***** Metin Alıntısı *****

Binek Araçların
İşletmenin Aktifine Alınması Durumunda Vergisel
Avantajlar Dikkatli Hesaplanmalı
Mükelleflerin bir
kısmı, asli olarak işletmelerinde kullanmadıkları ancak
üzerlerine kayıtlı olan binek araçlarını, sırf bu
araçların çeşitli giderlerini vergiden düşmek amacıyla
işletmelerinin aktifine kaydetmektedirler.
Bu duruma bağlı olarak vergi kanunları çerçevesinde,
öncelikle aracın amortismanı ilgili dönemlerde gider
olarak kaydedilmekte, daha sonra aracın tamir bakım
masrafları, sigorta ve kasko giderleri ile yapılan
benzin harcamaları ile bilumum diğer giderler de gider
olarak muhasebeleştirilmektedir.
Günümüz ticari hayatında çok yaygın olan bu uygulama,
aslında ticari iş ve işlemlerde kullanılmayan bir aracın
giderlerinin ticari işletmenin giderleri arasında yer
almasının doğru olup olmadığı tartışma konusu olarak
uzun zamandır gündemdedir.
Ancak biz yazımızda bu husustan ziyade bahse konu
araçların satışında karşılaşılan bir soruna dikkat
çekmek istiyoruz.
Mükellefler öncelikle araçları aktife kaydetmekle kendi
lehlerine oluşan gider kayıtlarından
yararlanmaktadırlar. Bu durum mükellefleri araçlarını
işletmeye kaydetmeye teşvik etmektedir. Daha sonra ise
aracın satışından kaynaklanan gelir üzerinden ödenecek
vergi ile KDV ödemesi mükellefleri düşündürmekte ve
acaba aracı deftere kaydetmekle doğrumu yaptık sorusunu
akla getirmektedir.
Bu durumun gerçekleşmesinin temel sebebi, mükelleflerin
muhasebe sistemi ile vergi kanunlarını tam olarak
bilmemesinden kaynaklanmaktadır. Araç deftere
kaydedilirken yararlanılacak avantajlar mükellefi o
kadar etkilemekteki araç satılırkenki karşılaşılacak
durum göz ardı edilmektedir.
Araç satışında ortaya çıkan bu vergilerden kurtulmak
için ise mükellefler farklı yöntemlere başvurmayı
denemektedirler. Kayıtlı aracı bedelsiz olarak şirket
ortağına veya şahıs işletmelerinde akrabalara devretmek,
KDV hesaplamadan satmak, satarken fatura düzenlememek
veya emsal bedele göre çok düşük bedelle fatura
düzenlemek gibi.

***** Ham Veri *****

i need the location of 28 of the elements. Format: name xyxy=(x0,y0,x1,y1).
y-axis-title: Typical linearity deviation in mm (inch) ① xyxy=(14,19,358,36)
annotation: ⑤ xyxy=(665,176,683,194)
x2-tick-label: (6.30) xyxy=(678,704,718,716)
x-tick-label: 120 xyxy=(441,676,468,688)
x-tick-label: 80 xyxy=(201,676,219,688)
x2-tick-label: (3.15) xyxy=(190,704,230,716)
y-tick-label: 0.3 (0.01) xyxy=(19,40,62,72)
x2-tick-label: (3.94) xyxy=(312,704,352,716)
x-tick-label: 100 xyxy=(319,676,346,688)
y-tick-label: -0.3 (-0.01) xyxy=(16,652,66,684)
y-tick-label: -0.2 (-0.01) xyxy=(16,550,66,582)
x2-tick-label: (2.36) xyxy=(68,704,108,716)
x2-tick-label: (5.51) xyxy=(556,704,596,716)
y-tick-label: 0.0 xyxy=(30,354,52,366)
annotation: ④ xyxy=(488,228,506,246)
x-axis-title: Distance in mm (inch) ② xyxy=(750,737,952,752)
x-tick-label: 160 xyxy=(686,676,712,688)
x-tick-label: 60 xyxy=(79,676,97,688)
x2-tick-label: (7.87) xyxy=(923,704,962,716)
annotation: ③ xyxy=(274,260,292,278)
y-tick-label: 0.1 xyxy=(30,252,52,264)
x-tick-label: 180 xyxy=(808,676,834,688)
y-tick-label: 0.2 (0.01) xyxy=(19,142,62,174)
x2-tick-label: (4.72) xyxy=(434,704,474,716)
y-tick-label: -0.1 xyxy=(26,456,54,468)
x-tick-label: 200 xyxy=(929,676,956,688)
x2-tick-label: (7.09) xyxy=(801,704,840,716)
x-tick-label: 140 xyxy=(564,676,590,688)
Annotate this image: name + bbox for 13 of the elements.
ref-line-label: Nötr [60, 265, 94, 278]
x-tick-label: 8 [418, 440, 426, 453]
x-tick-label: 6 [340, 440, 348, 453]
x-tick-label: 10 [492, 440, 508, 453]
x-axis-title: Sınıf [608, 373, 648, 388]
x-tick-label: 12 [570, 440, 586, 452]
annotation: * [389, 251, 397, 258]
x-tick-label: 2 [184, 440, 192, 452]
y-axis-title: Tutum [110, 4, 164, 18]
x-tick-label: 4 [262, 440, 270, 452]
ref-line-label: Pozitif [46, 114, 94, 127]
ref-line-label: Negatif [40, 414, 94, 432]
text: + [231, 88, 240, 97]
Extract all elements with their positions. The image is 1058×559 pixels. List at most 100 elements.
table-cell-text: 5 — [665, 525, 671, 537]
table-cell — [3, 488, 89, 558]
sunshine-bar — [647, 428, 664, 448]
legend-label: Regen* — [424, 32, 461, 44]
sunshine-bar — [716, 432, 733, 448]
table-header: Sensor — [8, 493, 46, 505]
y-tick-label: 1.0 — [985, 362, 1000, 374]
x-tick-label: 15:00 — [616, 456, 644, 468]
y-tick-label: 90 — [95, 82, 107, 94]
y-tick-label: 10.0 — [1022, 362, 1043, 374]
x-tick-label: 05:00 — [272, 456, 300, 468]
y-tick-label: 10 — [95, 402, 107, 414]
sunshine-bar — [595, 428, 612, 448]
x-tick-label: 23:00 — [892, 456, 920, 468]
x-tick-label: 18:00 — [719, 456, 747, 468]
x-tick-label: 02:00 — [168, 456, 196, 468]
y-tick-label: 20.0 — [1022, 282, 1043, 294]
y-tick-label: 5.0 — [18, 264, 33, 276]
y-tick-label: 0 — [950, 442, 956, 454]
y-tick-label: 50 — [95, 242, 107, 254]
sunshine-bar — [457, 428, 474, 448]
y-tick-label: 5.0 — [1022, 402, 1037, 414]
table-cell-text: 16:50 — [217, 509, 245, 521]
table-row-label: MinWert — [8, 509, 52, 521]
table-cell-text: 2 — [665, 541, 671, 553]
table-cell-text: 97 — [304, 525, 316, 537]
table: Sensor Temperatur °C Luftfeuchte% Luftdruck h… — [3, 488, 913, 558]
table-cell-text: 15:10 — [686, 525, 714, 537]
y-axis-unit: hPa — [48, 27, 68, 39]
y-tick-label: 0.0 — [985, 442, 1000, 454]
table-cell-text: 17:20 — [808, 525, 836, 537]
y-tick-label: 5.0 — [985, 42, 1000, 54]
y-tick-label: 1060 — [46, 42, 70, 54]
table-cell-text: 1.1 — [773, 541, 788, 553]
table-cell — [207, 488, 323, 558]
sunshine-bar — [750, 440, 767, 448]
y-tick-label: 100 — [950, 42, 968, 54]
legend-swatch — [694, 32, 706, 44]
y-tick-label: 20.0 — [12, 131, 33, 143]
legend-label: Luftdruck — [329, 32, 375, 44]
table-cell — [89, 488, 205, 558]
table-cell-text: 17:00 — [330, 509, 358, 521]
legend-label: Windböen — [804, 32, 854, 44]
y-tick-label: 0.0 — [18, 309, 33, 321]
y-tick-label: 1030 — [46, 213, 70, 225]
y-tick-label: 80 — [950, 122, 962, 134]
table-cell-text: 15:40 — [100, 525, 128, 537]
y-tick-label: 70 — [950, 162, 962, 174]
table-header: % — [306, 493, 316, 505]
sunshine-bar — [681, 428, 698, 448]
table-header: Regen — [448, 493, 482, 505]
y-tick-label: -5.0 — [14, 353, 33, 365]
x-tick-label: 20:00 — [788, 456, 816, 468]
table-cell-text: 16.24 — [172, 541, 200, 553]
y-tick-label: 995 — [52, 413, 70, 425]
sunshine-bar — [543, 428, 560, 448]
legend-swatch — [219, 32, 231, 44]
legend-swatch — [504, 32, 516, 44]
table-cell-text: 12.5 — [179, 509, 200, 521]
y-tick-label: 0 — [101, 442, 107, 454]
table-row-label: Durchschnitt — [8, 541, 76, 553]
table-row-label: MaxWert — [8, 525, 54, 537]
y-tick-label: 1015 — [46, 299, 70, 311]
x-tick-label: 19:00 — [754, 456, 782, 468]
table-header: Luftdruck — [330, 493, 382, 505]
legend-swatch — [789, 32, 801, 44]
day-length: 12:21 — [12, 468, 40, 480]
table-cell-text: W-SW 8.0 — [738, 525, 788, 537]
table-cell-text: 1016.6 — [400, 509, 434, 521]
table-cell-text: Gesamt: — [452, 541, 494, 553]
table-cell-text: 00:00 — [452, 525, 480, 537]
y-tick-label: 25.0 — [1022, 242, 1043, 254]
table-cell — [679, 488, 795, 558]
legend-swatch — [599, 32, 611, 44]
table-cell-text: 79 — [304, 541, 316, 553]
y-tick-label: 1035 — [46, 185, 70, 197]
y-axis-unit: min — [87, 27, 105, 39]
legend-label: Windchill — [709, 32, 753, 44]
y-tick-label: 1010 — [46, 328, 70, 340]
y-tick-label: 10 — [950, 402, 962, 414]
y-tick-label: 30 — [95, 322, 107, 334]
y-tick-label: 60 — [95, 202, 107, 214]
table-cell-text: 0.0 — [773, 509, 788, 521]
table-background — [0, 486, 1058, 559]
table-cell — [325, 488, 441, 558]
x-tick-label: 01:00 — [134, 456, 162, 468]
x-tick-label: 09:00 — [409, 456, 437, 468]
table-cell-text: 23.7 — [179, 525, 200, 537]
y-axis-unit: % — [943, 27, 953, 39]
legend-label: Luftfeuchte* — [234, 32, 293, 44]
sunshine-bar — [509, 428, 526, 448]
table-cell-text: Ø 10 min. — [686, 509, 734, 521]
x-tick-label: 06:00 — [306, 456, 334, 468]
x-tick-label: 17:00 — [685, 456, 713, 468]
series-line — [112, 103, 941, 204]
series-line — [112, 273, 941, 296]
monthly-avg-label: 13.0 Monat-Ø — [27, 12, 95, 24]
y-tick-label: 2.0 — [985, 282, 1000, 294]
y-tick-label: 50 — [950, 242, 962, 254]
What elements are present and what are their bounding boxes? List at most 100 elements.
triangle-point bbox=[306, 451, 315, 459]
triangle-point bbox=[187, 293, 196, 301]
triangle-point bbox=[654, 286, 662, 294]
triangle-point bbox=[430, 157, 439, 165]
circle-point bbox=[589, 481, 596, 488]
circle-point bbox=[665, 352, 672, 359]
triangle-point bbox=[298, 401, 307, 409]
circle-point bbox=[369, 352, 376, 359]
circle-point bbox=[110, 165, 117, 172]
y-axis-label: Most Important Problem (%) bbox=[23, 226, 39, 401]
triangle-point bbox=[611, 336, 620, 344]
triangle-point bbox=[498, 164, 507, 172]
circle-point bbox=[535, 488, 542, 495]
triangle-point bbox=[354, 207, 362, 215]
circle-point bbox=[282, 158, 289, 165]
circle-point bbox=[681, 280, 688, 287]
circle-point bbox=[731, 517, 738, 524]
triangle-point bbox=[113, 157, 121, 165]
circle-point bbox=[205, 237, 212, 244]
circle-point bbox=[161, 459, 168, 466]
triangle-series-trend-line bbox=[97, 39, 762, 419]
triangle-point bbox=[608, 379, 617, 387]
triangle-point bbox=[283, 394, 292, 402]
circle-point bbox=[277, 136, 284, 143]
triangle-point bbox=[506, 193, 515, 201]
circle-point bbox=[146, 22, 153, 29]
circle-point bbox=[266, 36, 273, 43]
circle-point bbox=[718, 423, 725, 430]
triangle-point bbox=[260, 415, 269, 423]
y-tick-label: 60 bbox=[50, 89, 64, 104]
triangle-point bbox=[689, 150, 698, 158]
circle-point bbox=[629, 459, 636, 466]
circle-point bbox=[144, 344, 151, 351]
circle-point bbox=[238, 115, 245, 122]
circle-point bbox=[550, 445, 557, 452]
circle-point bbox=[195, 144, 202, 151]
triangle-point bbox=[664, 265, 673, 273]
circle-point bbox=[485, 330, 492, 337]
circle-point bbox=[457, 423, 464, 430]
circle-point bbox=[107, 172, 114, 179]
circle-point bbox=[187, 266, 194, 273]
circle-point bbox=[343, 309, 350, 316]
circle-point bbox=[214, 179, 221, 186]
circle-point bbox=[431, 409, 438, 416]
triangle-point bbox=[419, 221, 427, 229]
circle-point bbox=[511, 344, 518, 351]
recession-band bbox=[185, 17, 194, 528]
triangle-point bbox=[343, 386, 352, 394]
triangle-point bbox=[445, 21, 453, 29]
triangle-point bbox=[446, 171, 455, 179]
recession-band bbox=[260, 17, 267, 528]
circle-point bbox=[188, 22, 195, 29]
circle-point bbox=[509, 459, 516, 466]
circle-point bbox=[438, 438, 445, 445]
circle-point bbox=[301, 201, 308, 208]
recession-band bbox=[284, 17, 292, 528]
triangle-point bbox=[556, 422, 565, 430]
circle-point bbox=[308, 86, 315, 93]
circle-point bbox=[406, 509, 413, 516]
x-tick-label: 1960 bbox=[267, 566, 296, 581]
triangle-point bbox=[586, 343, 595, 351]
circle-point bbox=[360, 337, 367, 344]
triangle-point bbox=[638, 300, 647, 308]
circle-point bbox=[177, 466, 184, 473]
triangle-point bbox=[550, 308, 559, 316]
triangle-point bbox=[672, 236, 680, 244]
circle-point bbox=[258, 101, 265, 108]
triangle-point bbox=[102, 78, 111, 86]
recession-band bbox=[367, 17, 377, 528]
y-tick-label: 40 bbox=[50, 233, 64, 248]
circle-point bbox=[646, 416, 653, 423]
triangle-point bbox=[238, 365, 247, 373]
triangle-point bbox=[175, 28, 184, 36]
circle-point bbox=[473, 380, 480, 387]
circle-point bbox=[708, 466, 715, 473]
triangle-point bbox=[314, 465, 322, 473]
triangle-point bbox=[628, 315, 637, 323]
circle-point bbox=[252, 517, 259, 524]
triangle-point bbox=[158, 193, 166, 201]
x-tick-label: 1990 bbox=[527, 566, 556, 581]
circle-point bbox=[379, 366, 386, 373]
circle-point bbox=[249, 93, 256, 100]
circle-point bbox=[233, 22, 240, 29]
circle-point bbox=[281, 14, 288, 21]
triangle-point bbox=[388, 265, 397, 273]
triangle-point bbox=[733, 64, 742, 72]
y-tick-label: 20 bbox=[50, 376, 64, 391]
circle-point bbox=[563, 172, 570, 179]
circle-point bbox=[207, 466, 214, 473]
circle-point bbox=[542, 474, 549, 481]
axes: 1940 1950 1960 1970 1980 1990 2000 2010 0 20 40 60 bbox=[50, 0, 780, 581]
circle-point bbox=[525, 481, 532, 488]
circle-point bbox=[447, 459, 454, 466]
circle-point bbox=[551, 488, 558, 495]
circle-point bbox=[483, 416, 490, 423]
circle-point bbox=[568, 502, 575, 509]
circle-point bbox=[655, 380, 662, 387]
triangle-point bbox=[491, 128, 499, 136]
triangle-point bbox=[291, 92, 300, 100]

*****

Görev Özeti —
Binek araçların işletme aktifine kaydedilmesinin vergisel sonuçlarını anlatan yazıyı, son cümlesinden sonrasıyla sürdürür müsünüz?

Yanıt —
Özellikle taşıtların bedelsiz satışı vergi kanunları
açısından muvazaalı bir işlem olarak değerlendirilmekte,
aracın yine kanunda yer alan emsal bedele göre
faturalandırılması ve faturada KDV hesaplanması
gerekmektedir. Bu nedenle böyle bir uygulama yapan
mükelleflerin hem vergi hem ceza hemde gecikme faizi ile
karşı karşıya kalacağı unutulmamalıdır.
Ayrıca diğer yapılan uygulamalarında vergi kanunları
karşısında vergi ziyaına sebebiyet veren unsurlar olduğu
gözardı edilmemelidir.
Aslında olay tamamen nimet-külfet dengesi bağlamında ele
alınmalı, gerekli hesaplamalar dikkatlice yapılmalı ve
ondan sonra aracın ilgili deftere kaydedilmesi halinde
elde edilecek vergisel avantaj daha net bir şekilde
ortaya konmalıdır.
Çünkü daha sonra yapılması gereken zorunlu kayıt ve
ödemeleri düşünmeden bugünden hareket etmek doğru bir
yaklaşım olmayacaktır.
Aykut AYDIN
Vergi Denetmeni
aykut.aydin@vergianaliz.net
27.04.2009
www.muhasebenet.net
-Diğer makaleleri
-Vergi İncelemesi Sırasında Alıkonulan
Defter ve Belgelerin İadesi
-268
Nolu Gelir Vergisi Tebliği Kapsamında Şirket Ortaklarına
Ceza Kesilebilir mi?
16.03.2009
-Taşeronların
giderleri ana mükellef için kanunen kabul edilmeyen
gider (KKEG) kapsamındadır
(09.03.2009)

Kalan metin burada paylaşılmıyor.